[Records from a dataset]
=====
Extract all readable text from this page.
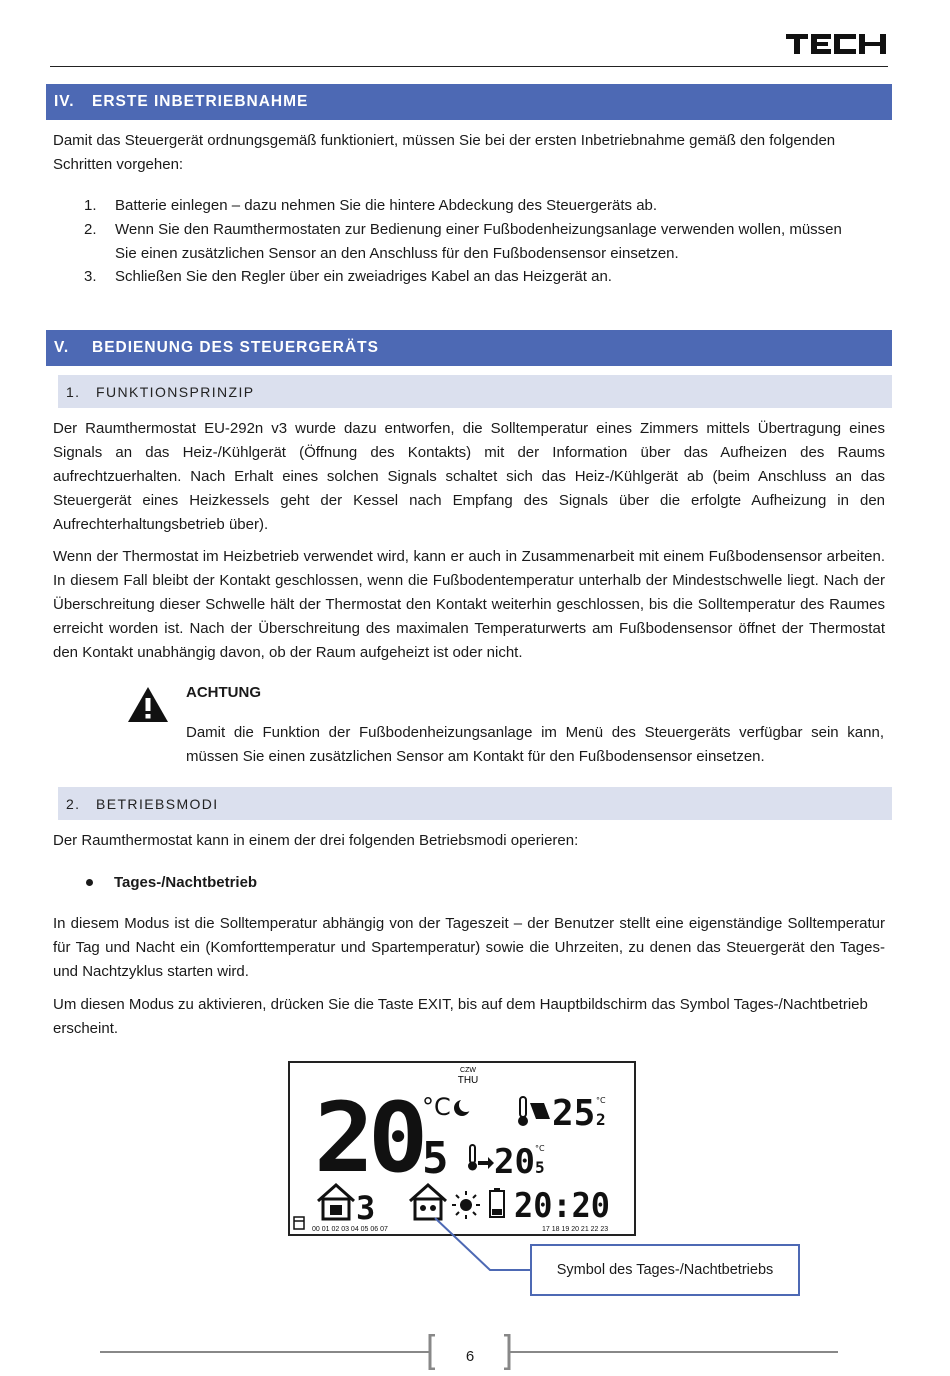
IV.	ERSTE INBETRIEBNAHME
Damit das Steuergerät ordnungsgemäß funktioniert, müssen Sie bei der ersten Inbetriebnahme gemäß den folgenden
Schritten vorgehen:
1.	Batterie einlegen – dazu nehmen Sie die hintere Abdeckung des Steuergeräts ab.
2.	Wenn Sie den Raumthermostaten zur Bedienung einer Fußbodenheizungsanlage verwenden wollen, müssen
Sie einen zusätzlichen Sensor an den Anschluss für den Fußbodensensor einsetzen.
3.	Schließen Sie den Regler über ein zweiadriges Kabel an das Heizgerät an.
V.	BEDIENUNG DES STEUERGERÄTS
1.	FUNKTIONSPRINZIP
Der Raumthermostat EU-292n v3 wurde dazu entworfen, die Solltemperatur eines Zimmers mittels Übertragung eines Signals an das Heiz-/Kühlgerät (Öffnung des Kontakts) mit der Information über das Aufheizen des Raums aufrechtzuerhalten. Nach Erhalt eines solchen Signals schaltet sich das Heiz-/Kühlgerät ab (beim Anschluss an das Steuergerät eines Heizkessels geht der Kessel nach Empfang des Signals über die erfolgte Aufheizung in den Aufrechterhaltungsbetrieb über).
Wenn der Thermostat im Heizbetrieb verwendet wird, kann er auch in Zusammenarbeit mit einem Fußbodensensor arbeiten. In diesem Fall bleibt der Kontakt geschlossen, wenn die Fußbodentemperatur unterhalb der Mindestschwelle liegt. Nach der Überschreitung dieser Schwelle hält der Thermostat den Kontakt weiterhin geschlossen, bis die Solltemperatur des Raumes erreicht worden ist. Nach der Überschreitung des maximalen Temperaturwerts am Fußbodensensor öffnet der Thermostat den Kontakt unabhängig davon, ob der Raum aufgeheizt ist oder nicht.
ACHTUNG
Damit die Funktion der Fußbodenheizungsanlage im Menü des Steuergeräts verfügbar sein kann, müssen Sie einen zusätzlichen Sensor am Kontakt für den Fußbodensensor einsetzen.
2.	BETRIEBSMODI
Der Raumthermostat kann in einem der drei folgenden Betriebsmodi operieren:
Tages-/Nachtbetrieb
In diesem Modus ist die Solltemperatur abhängig von der Tageszeit – der Benutzer stellt eine eigenständige Solltemperatur für Tag und Nacht ein (Komforttemperatur und Spartemperatur) sowie die Uhrzeiten, zu denen das Steuergerät den Tages- und Nachtzyklus starten wird.
Um diesen Modus zu aktivieren, drücken Sie die Taste EXIT, bis auf dem Hauptbildschirm das Symbol Tages-/Nachtbetrieb erscheint.
CZW
THU
20
5
°C	25 2
°C
20 5
°C
3	20:20
00 01 02 03 04 05 06 07	17 18 19 20 21 22 23
Symbol des Tages-/Nachtbetriebs
6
=====
■ Instruction ■
Above are the records; reproduce them exactly and leave out the pictures.

■ Response to the exercise ■
Extract all readable text from this page.
IV.	ERSTE INBETRIEBNAHME
Damit das Steuergerät ordnungsgemäß funktioniert, müssen Sie bei der ersten Inbetriebnahme gemäß den folgenden
Schritten vorgehen:
1.	Batterie einlegen – dazu nehmen Sie die hintere Abdeckung des Steuergeräts ab.
2.	Wenn Sie den Raumthermostaten zur Bedienung einer Fußbodenheizungsanlage verwenden wollen, müssen
Sie einen zusätzlichen Sensor an den Anschluss für den Fußbodensensor einsetzen.
3.	Schließen Sie den Regler über ein zweiadriges Kabel an das Heizgerät an.
V.	BEDIENUNG DES STEUERGERÄTS
1.	FUNKTIONSPRINZIP
Der Raumthermostat EU-292n v3 wurde dazu entworfen, die Solltemperatur eines Zimmers mittels Übertragung eines Signals an das Heiz-/Kühlgerät (Öffnung des Kontakts) mit der Information über das Aufheizen des Raums aufrechtzuerhalten. Nach Erhalt eines solchen Signals schaltet sich das Heiz-/Kühlgerät ab (beim Anschluss an das Steuergerät eines Heizkessels geht der Kessel nach Empfang des Signals über die erfolgte Aufheizung in den Aufrechterhaltungsbetrieb über).
Wenn der Thermostat im Heizbetrieb verwendet wird, kann er auch in Zusammenarbeit mit einem Fußbodensensor arbeiten. In diesem Fall bleibt der Kontakt geschlossen, wenn die Fußbodentemperatur unterhalb der Mindestschwelle liegt. Nach der Überschreitung dieser Schwelle hält der Thermostat den Kontakt weiterhin geschlossen, bis die Solltemperatur des Raumes erreicht worden ist. Nach der Überschreitung des maximalen Temperaturwerts am Fußbodensensor öffnet der Thermostat den Kontakt unabhängig davon, ob der Raum aufgeheizt ist oder nicht.
ACHTUNG
Damit die Funktion der Fußbodenheizungsanlage im Menü des Steuergeräts verfügbar sein kann, müssen Sie einen zusätzlichen Sensor am Kontakt für den Fußbodensensor einsetzen.
2.	BETRIEBSMODI
Der Raumthermostat kann in einem der drei folgenden Betriebsmodi operieren:
Tages-/Nachtbetrieb
In diesem Modus ist die Solltemperatur abhängig von der Tageszeit – der Benutzer stellt eine eigenständige Solltemperatur für Tag und Nacht ein (Komforttemperatur und Spartemperatur) sowie die Uhrzeiten, zu denen das Steuergerät den Tages- und Nachtzyklus starten wird.
Um diesen Modus zu aktivieren, drücken Sie die Taste EXIT, bis auf dem Hauptbildschirm das Symbol Tages-/Nachtbetrieb erscheint.
CZW
THU
20
5
°C	25 2
°C
20 5
°C
3	20:20
00 01 02 03 04 05 06 07	17 18 19 20 21 22 23
Symbol des Tages-/Nachtbetriebs
6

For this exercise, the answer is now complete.